(Figure content listings)
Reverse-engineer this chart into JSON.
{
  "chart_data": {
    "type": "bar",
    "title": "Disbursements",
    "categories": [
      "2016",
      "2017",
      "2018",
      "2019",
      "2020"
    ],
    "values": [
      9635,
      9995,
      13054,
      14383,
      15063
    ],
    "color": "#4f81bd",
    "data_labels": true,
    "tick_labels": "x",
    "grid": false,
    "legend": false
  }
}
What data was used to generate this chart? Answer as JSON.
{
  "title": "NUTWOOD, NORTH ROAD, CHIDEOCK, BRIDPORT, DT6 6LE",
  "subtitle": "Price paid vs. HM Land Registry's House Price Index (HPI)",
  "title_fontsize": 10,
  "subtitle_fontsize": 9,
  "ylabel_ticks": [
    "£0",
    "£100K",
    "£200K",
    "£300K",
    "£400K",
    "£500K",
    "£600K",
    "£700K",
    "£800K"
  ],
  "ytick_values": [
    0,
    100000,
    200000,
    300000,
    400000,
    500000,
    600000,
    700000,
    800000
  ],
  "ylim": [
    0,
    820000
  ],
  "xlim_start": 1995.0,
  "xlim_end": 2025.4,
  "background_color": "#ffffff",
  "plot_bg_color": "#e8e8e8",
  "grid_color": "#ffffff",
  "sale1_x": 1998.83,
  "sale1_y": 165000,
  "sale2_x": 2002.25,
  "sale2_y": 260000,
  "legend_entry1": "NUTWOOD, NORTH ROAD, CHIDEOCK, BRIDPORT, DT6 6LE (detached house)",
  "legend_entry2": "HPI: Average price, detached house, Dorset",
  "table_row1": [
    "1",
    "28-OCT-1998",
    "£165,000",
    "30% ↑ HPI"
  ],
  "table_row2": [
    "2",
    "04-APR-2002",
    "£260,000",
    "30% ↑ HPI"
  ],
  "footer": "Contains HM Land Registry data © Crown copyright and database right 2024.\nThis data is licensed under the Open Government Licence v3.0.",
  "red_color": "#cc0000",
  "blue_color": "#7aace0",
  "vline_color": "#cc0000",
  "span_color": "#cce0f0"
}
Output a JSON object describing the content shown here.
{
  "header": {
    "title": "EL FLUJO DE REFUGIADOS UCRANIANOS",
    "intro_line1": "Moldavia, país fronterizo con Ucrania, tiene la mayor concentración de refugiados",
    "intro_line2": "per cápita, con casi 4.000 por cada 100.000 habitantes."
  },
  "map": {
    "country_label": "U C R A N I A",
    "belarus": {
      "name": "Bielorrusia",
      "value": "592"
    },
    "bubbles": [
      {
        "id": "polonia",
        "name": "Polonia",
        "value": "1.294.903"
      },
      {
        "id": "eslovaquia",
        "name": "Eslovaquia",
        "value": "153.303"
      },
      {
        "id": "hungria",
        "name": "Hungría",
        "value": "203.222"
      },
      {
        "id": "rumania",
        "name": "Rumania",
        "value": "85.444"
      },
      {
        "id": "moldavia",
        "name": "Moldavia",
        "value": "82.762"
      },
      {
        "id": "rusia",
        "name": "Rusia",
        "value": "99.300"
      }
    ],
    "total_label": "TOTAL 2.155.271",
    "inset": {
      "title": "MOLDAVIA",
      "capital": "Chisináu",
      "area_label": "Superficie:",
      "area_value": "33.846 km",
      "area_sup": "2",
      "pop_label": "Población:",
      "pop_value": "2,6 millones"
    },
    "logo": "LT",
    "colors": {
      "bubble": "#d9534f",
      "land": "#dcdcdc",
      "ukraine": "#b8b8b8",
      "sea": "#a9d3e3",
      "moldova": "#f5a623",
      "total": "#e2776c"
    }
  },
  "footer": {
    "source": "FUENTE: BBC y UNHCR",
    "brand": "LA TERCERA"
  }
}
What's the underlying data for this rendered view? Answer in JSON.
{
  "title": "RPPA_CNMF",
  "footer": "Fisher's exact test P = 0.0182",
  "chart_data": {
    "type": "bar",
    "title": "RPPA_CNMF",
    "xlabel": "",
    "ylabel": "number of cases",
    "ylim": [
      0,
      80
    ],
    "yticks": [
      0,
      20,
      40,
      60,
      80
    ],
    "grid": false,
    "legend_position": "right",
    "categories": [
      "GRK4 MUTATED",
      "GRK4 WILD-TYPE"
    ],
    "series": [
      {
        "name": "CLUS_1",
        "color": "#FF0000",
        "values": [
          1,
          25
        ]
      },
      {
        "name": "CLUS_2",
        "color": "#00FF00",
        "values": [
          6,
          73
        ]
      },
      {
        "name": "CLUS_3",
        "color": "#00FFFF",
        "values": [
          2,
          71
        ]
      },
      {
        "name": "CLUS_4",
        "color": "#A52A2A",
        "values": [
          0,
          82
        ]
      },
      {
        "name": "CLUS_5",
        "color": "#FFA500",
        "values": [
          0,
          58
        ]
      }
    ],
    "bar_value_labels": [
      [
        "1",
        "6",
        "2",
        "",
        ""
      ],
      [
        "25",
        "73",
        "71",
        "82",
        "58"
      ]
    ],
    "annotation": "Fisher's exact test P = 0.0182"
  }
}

WRITTEN REQUEST: Return only those lines of the records that contain the string "ffffff".

SOLUTION FOR THIS PROBLEM:
  "background_color": "#ffffff",
  "grid_color": "#ffffff",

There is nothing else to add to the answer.